» TASK PROMPT
Look below and pull out each line with the word "review".
** START OF THE RECORDS **
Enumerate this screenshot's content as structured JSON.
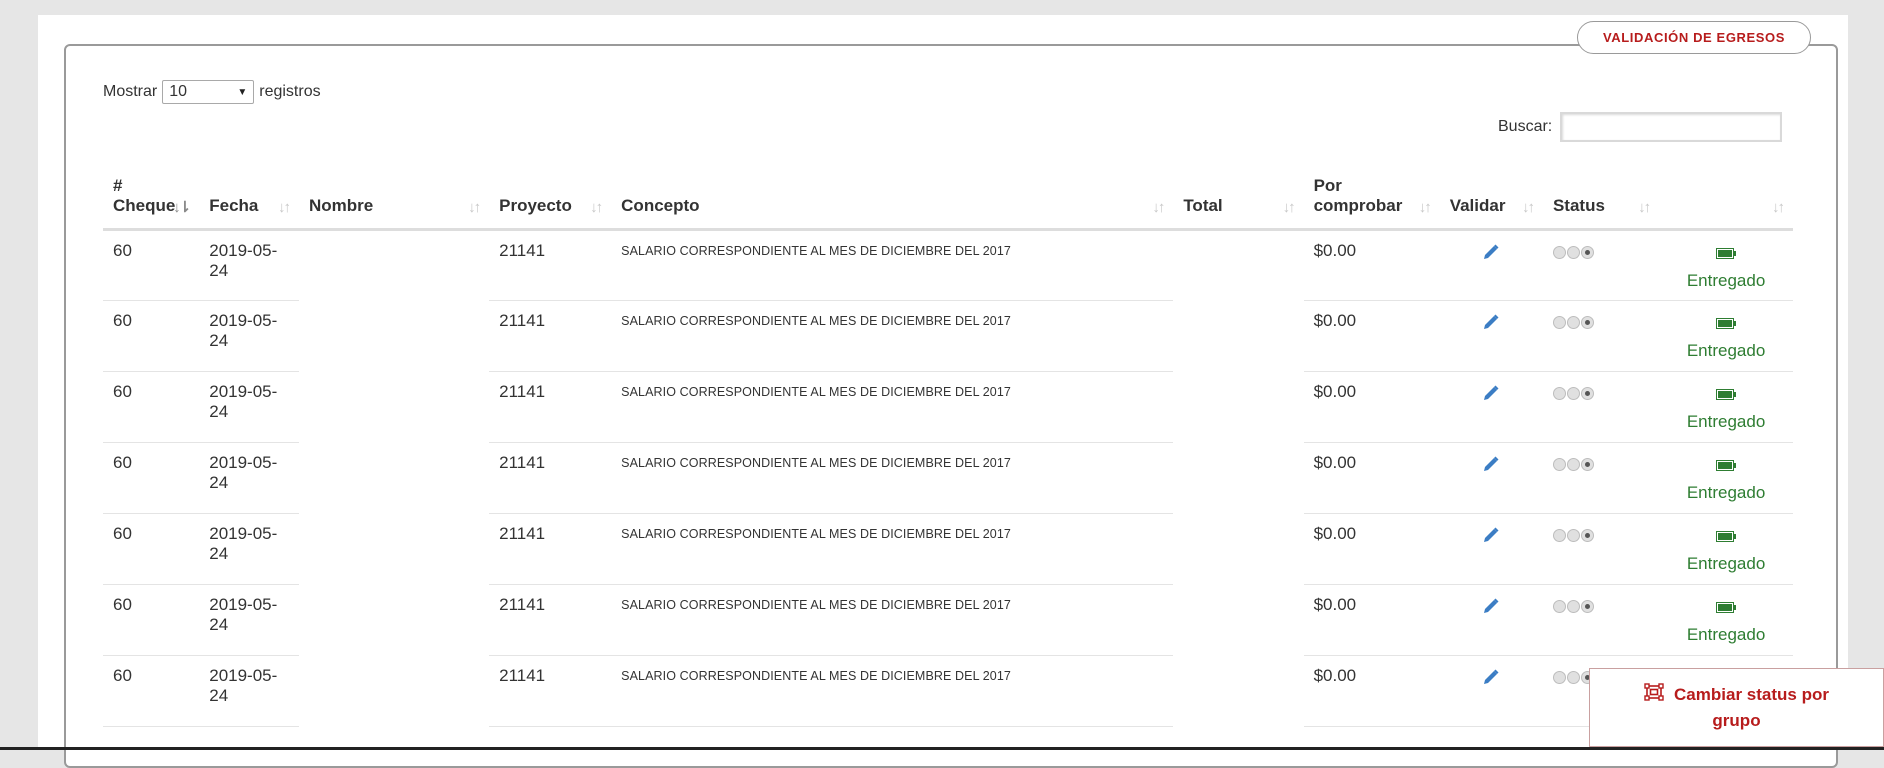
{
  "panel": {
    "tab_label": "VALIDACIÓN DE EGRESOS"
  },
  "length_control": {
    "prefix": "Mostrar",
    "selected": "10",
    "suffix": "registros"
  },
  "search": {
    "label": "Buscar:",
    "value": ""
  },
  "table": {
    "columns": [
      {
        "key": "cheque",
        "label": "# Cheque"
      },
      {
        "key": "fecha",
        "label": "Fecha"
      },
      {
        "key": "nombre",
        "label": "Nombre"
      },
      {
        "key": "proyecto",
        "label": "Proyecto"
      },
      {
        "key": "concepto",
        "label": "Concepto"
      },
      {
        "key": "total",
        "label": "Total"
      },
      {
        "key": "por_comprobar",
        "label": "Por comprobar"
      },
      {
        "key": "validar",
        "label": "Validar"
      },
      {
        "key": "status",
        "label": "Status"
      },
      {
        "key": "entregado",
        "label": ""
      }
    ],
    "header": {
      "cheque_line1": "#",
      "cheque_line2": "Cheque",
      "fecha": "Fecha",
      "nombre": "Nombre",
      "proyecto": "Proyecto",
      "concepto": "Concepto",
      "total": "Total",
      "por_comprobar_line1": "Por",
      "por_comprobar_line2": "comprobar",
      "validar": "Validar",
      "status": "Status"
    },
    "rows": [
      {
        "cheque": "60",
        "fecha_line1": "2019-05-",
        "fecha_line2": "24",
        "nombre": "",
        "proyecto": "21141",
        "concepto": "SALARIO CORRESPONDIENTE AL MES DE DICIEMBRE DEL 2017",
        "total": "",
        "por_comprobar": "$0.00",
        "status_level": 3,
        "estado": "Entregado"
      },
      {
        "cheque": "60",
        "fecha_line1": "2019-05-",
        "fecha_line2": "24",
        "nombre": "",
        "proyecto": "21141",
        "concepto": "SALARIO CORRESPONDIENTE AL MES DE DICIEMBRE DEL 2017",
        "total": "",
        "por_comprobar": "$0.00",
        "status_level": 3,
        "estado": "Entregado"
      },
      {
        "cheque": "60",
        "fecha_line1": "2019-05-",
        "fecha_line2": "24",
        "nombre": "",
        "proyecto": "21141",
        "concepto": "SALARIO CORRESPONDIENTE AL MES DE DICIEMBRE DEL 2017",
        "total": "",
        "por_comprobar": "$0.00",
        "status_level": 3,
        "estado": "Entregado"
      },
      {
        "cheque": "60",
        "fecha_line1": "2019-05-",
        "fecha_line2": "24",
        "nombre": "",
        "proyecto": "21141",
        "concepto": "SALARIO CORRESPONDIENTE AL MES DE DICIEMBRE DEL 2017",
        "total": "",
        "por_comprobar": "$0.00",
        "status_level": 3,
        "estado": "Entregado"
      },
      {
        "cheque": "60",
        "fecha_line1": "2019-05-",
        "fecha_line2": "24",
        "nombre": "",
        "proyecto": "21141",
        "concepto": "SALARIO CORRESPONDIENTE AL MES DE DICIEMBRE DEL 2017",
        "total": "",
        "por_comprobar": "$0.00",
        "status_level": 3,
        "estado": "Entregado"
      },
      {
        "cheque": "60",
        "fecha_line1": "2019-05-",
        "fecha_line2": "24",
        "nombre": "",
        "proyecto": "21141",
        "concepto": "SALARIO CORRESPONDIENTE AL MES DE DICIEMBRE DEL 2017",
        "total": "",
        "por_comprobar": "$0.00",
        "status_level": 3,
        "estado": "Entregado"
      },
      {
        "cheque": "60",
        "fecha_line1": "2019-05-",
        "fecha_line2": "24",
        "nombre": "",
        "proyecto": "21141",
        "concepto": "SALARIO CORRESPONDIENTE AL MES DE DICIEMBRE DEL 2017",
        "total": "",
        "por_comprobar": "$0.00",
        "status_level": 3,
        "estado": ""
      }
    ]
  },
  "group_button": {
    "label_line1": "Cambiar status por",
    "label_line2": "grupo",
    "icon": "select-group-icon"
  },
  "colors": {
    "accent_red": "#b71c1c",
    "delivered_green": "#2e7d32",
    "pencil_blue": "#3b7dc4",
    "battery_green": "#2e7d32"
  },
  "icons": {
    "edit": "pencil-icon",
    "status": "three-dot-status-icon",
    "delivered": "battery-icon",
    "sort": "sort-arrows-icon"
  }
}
** END OF THE RECORDS **
** START OF THE RECORDS **
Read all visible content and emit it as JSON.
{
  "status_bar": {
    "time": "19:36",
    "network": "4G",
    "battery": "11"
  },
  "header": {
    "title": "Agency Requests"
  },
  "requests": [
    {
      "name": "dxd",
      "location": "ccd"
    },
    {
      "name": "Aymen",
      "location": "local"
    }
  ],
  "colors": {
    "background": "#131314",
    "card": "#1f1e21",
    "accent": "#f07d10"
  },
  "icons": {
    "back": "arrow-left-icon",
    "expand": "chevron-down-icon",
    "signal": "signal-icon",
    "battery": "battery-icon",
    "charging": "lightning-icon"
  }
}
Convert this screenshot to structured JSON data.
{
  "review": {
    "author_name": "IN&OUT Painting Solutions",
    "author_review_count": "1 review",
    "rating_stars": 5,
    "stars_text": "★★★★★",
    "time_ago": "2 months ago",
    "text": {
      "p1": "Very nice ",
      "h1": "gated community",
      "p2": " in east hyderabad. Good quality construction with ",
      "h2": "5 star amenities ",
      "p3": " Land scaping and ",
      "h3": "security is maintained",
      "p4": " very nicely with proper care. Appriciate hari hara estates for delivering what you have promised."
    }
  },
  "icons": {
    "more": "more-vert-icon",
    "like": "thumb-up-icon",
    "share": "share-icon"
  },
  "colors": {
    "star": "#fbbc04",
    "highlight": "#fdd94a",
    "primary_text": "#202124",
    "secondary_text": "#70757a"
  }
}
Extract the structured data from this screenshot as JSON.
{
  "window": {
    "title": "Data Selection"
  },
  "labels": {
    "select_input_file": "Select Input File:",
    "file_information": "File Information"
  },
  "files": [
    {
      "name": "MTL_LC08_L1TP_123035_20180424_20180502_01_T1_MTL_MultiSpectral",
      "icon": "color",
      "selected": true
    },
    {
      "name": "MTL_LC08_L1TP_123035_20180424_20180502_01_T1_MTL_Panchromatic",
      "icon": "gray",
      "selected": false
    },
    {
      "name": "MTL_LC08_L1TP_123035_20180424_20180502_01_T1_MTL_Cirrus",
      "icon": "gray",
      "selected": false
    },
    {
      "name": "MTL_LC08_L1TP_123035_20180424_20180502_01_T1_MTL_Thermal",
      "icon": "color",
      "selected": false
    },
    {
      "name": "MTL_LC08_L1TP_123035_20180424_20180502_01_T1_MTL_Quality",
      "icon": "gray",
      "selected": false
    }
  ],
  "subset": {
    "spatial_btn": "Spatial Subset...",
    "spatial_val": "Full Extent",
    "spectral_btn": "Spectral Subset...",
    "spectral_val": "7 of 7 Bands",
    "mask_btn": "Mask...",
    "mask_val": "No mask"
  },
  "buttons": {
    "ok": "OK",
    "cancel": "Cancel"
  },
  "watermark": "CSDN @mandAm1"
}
** END OF THE RECORDS **
» FINISHED TASK
  "review": {
    "author_review_count": "1 review",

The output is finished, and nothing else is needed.